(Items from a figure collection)
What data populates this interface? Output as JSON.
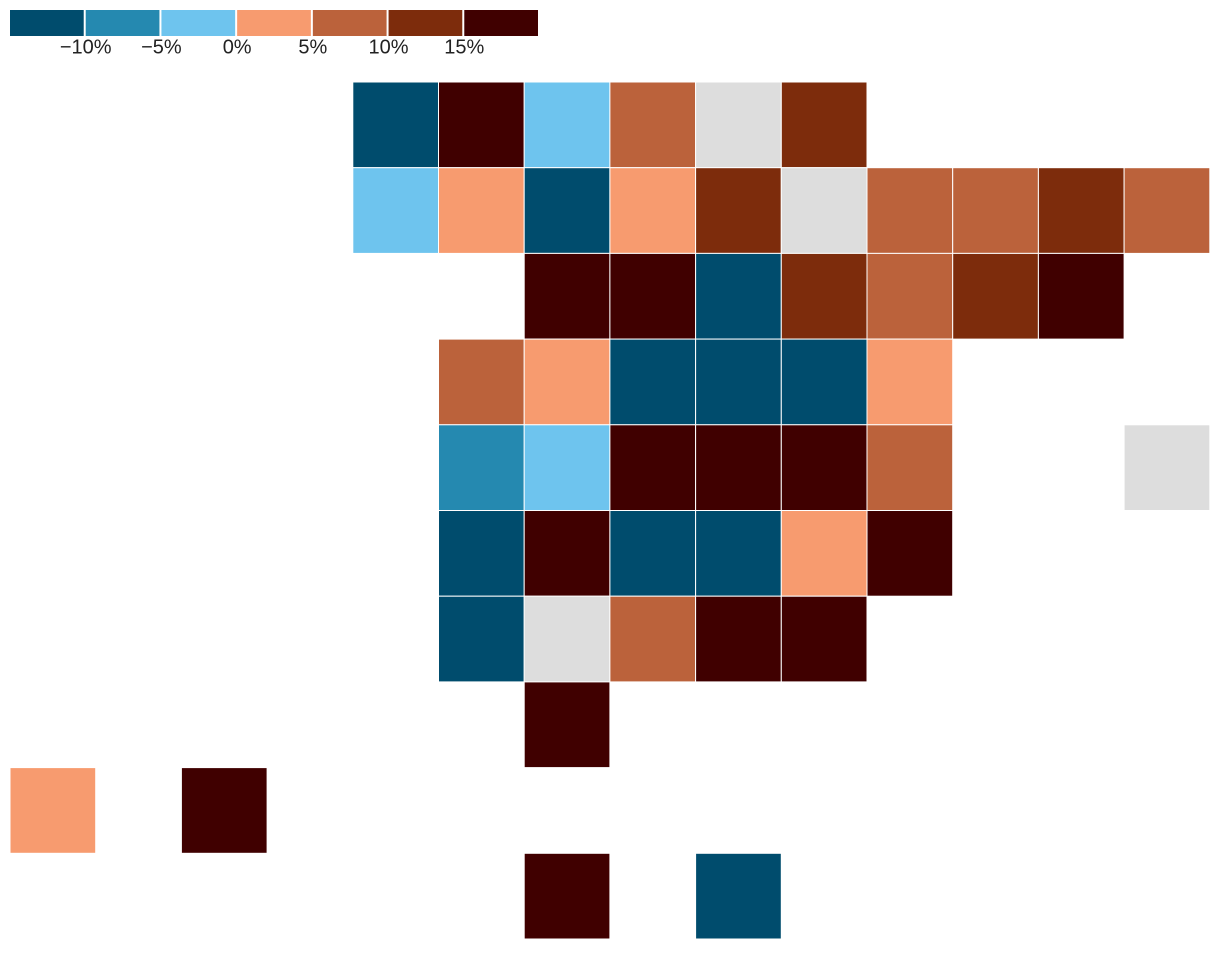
{
  "legend": {
    "colors": [
      "#004c6d",
      "#2589b0",
      "#6ec4ee",
      "#f79b6f",
      "#bb623b",
      "#7d2c0c",
      "#400000"
    ],
    "labels": [
      "−10%",
      "−5%",
      "0%",
      "5%",
      "10%",
      "15%"
    ]
  },
  "tiles": {
    "rows": [
      [
        null,
        null,
        null,
        null,
        "#004c6d",
        "#400000",
        "#6ec4ee",
        "#bb623b",
        "#dddddd",
        "#7d2c0c"
      ],
      [
        null,
        null,
        null,
        null,
        "#6ec4ee",
        "#f79b6f",
        "#004c6d",
        "#f79b6f",
        "#7d2c0c",
        "#dddddd",
        "#bb623b",
        "#bb623b",
        "#7d2c0c",
        "#bb623b"
      ],
      [
        null,
        null,
        null,
        null,
        null,
        null,
        "#400000",
        "#400000",
        "#004c6d",
        "#7d2c0c",
        "#bb623b",
        "#7d2c0c",
        "#400000"
      ],
      [
        null,
        null,
        null,
        null,
        null,
        "#bb623b",
        "#f79b6f",
        "#004c6d",
        "#004c6d",
        "#004c6d",
        "#f79b6f"
      ],
      [
        null,
        null,
        null,
        null,
        null,
        "#2589b0",
        "#6ec4ee",
        "#400000",
        "#400000",
        "#400000",
        "#bb623b",
        null,
        null,
        "#dddddd"
      ],
      [
        null,
        null,
        null,
        null,
        null,
        "#004c6d",
        "#400000",
        "#004c6d",
        "#004c6d",
        "#f79b6f",
        "#400000"
      ],
      [
        null,
        null,
        null,
        null,
        null,
        "#004c6d",
        "#dddddd",
        "#bb623b",
        "#400000",
        "#400000"
      ],
      [
        null,
        null,
        null,
        null,
        null,
        null,
        "#400000"
      ],
      [
        "#f79b6f",
        null,
        "#400000"
      ],
      [
        null,
        null,
        null,
        null,
        null,
        null,
        "#400000",
        null,
        "#004c6d"
      ]
    ]
  }
}
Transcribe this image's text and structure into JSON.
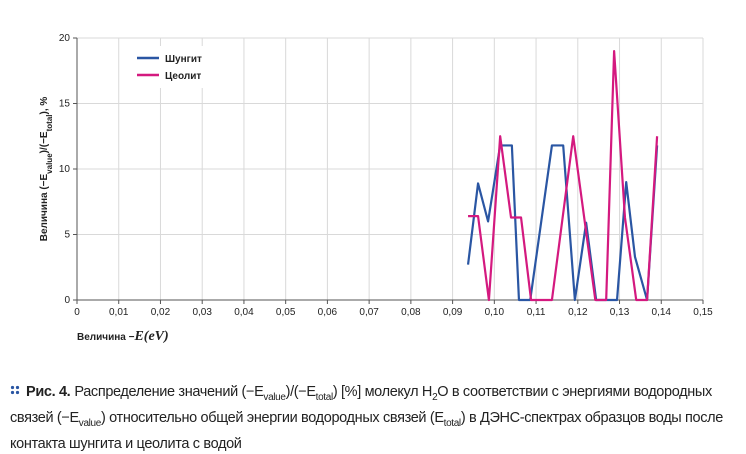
{
  "chart_data": {
    "type": "line",
    "y_label": [
      {
        "text": "Величина (−E"
      },
      {
        "sub": "value"
      },
      {
        "text": ")/(−E"
      },
      {
        "sub": "total"
      },
      {
        "text": "), %"
      }
    ],
    "x_label": [
      {
        "text": "Величина −"
      },
      {
        "italic": "E(eV)"
      }
    ],
    "xlim": [
      0,
      0.15
    ],
    "xticks": [
      0,
      {
        "value": 0.01,
        "label": "0,01"
      },
      {
        "value": 0.02,
        "label": "0,02"
      },
      {
        "value": 0.03,
        "label": "0,03"
      },
      {
        "value": 0.04,
        "label": "0,04"
      },
      {
        "value": 0.05,
        "label": "0,05"
      },
      {
        "value": 0.06,
        "label": "0,06"
      },
      {
        "value": 0.07,
        "label": "0,07"
      },
      {
        "value": 0.08,
        "label": "0,08"
      },
      {
        "value": 0.09,
        "label": "0,09"
      },
      {
        "value": 0.1,
        "label": "0,10"
      },
      {
        "value": 0.11,
        "label": "0,11"
      },
      {
        "value": 0.12,
        "label": "0,12"
      },
      {
        "value": 0.13,
        "label": "0,13"
      },
      {
        "value": 0.14,
        "label": "0,14"
      },
      {
        "value": 0.15,
        "label": "0,15"
      }
    ],
    "ylim": [
      0,
      20
    ],
    "yticks": [
      0,
      5,
      10,
      15,
      20
    ],
    "grid": true,
    "legend": "upper left",
    "series": [
      {
        "name": "Шунгит",
        "color": "#2a56a3",
        "x": [
          0.0937,
          0.0961,
          0.0985,
          0.1014,
          0.1042,
          0.1059,
          0.1086,
          0.1138,
          0.1165,
          0.1193,
          0.122,
          0.1244,
          0.1268,
          0.1294,
          0.1316,
          0.1337,
          0.1366,
          0.139
        ],
        "values": [
          2.7,
          8.9,
          6.0,
          11.8,
          11.8,
          0,
          0,
          11.8,
          11.8,
          0,
          5.9,
          0,
          0,
          0,
          9.0,
          3.3,
          0,
          11.8
        ]
      },
      {
        "name": "Цеолит",
        "color": "#d4197f",
        "x": [
          0.0937,
          0.0961,
          0.0987,
          0.1014,
          0.104,
          0.1064,
          0.1088,
          0.1138,
          0.1189,
          0.1242,
          0.1268,
          0.1287,
          0.1313,
          0.134,
          0.1366,
          0.139
        ],
        "values": [
          6.4,
          6.4,
          0,
          12.5,
          6.3,
          6.3,
          0,
          0,
          12.5,
          0,
          0,
          19.0,
          6.3,
          0,
          0,
          12.5
        ]
      }
    ]
  },
  "caption": {
    "label": "Рис. 4.",
    "parts": [
      {
        "text": "Распределение значений (−E"
      },
      {
        "sub": "value"
      },
      {
        "text": ")/(−E"
      },
      {
        "sub": "total"
      },
      {
        "text": ") [%] молекул H"
      },
      {
        "sub": "2"
      },
      {
        "text": "O в соответствии с энергиями водородных связей (−E"
      },
      {
        "sub": "value"
      },
      {
        "text": ") относительно общей энергии водородных связей (E"
      },
      {
        "sub": "total"
      },
      {
        "text": ") в ДЭНС-спектрах образцов воды после контакта шунгита и цеолита с водой"
      }
    ]
  }
}
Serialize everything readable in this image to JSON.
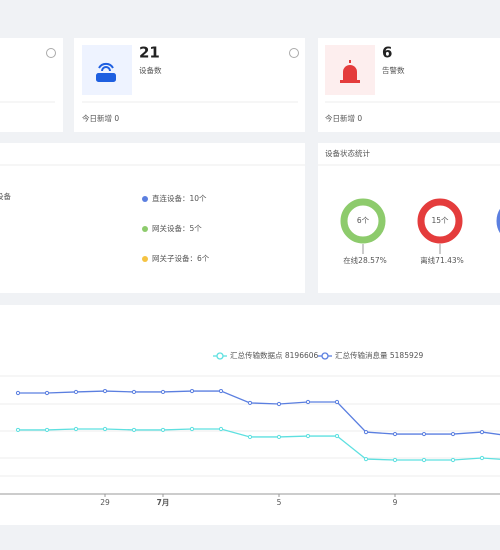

* Objective *
Reproduce each record above by retyping it exactly; omit all images.

* Result of this exercise *
What data populates this interface? Output as JSON.
{
  "legend": {
    "colors": [
      "#004c6d",
      "#2589b0",
      "#6ec4ee",
      "#f79b6f",
      "#bb623b",
      "#7d2c0c",
      "#400000"
    ],
    "labels": [
      "−10%",
      "−5%",
      "0%",
      "5%",
      "10%",
      "15%"
    ]
  },
  "tiles": {
    "rows": [
      [
        null,
        null,
        null,
        null,
        "#004c6d",
        "#400000",
        "#6ec4ee",
        "#bb623b",
        "#dddddd",
        "#7d2c0c"
      ],
      [
        null,
        null,
        null,
        null,
        "#6ec4ee",
        "#f79b6f",
        "#004c6d",
        "#f79b6f",
        "#7d2c0c",
        "#dddddd",
        "#bb623b",
        "#bb623b",
        "#7d2c0c",
        "#bb623b"
      ],
      [
        null,
        null,
        null,
        null,
        null,
        null,
        "#400000",
        "#400000",
        "#004c6d",
        "#7d2c0c",
        "#bb623b",
        "#7d2c0c",
        "#400000"
      ],
      [
        null,
        null,
        null,
        null,
        null,
        "#bb623b",
        "#f79b6f",
        "#004c6d",
        "#004c6d",
        "#004c6d",
        "#f79b6f"
      ],
      [
        null,
        null,
        null,
        null,
        null,
        "#2589b0",
        "#6ec4ee",
        "#400000",
        "#400000",
        "#400000",
        "#bb623b",
        null,
        null,
        "#dddddd"
      ],
      [
        null,
        null,
        null,
        null,
        null,
        "#004c6d",
        "#400000",
        "#004c6d",
        "#004c6d",
        "#f79b6f",
        "#400000"
      ],
      [
        null,
        null,
        null,
        null,
        null,
        "#004c6d",
        "#dddddd",
        "#bb623b",
        "#400000",
        "#400000"
      ],
      [
        null,
        null,
        null,
        null,
        null,
        null,
        "#400000"
      ],
      [
        "#f79b6f",
        null,
        "#400000"
      ],
      [
        null,
        null,
        null,
        null,
        null,
        null,
        "#400000",
        null,
        "#004c6d"
      ]
    ]
  }
}
Transcribe this image's text and structure into JSON.
{
  "chart_data": {
    "type": "line",
    "y_label": [
      {
        "text": "Величина (−E"
      },
      {
        "sub": "value"
      },
      {
        "text": ")/(−E"
      },
      {
        "sub": "total"
      },
      {
        "text": "), %"
      }
    ],
    "x_label": [
      {
        "text": "Величина −"
      },
      {
        "italic": "E(eV)"
      }
    ],
    "xlim": [
      0,
      0.15
    ],
    "xticks": [
      0,
      {
        "value": 0.01,
        "label": "0,01"
      },
      {
        "value": 0.02,
        "label": "0,02"
      },
      {
        "value": 0.03,
        "label": "0,03"
      },
      {
        "value": 0.04,
        "label": "0,04"
      },
      {
        "value": 0.05,
        "label": "0,05"
      },
      {
        "value": 0.06,
        "label": "0,06"
      },
      {
        "value": 0.07,
        "label": "0,07"
      },
      {
        "value": 0.08,
        "label": "0,08"
      },
      {
        "value": 0.09,
        "label": "0,09"
      },
      {
        "value": 0.1,
        "label": "0,10"
      },
      {
        "value": 0.11,
        "label": "0,11"
      },
      {
        "value": 0.12,
        "label": "0,12"
      },
      {
        "value": 0.13,
        "label": "0,13"
      },
      {
        "value": 0.14,
        "label": "0,14"
      },
      {
        "value": 0.15,
        "label": "0,15"
      }
    ],
    "ylim": [
      0,
      20
    ],
    "yticks": [
      0,
      5,
      10,
      15,
      20
    ],
    "grid": true,
    "legend": "upper left",
    "series": [
      {
        "name": "Шунгит",
        "color": "#2a56a3",
        "x": [
          0.0937,
          0.0961,
          0.0985,
          0.1014,
          0.1042,
          0.1059,
          0.1086,
          0.1138,
          0.1165,
          0.1193,
          0.122,
          0.1244,
          0.1268,
          0.1294,
          0.1316,
          0.1337,
          0.1366,
          0.139
        ],
        "values": [
          2.7,
          8.9,
          6.0,
          11.8,
          11.8,
          0,
          0,
          11.8,
          11.8,
          0,
          5.9,
          0,
          0,
          0,
          9.0,
          3.3,
          0,
          11.8
        ]
      },
      {
        "name": "Цеолит",
        "color": "#d4197f",
        "x": [
          0.0937,
          0.0961,
          0.0987,
          0.1014,
          0.104,
          0.1064,
          0.1088,
          0.1138,
          0.1189,
          0.1242,
          0.1268,
          0.1287,
          0.1313,
          0.134,
          0.1366,
          0.139
        ],
        "values": [
          6.4,
          6.4,
          0,
          12.5,
          6.3,
          6.3,
          0,
          0,
          12.5,
          0,
          0,
          19.0,
          6.3,
          0,
          0,
          12.5
        ]
      }
    ]
  },
  "caption": {
    "label": "Рис. 4.",
    "parts": [
      {
        "text": "Распределение значений (−E"
      },
      {
        "sub": "value"
      },
      {
        "text": ")/(−E"
      },
      {
        "sub": "total"
      },
      {
        "text": ") [%] молекул H"
      },
      {
        "sub": "2"
      },
      {
        "text": "O в соответствии с энергиями водородных связей (−E"
      },
      {
        "sub": "value"
      },
      {
        "text": ") относительно общей энергии водородных связей (E"
      },
      {
        "sub": "total"
      },
      {
        "text": ") в ДЭНС-спектрах образцов воды после контакта шунгита и цеолита с водой"
      }
    ]
  }
}
Serialize everything readable in this image to JSON.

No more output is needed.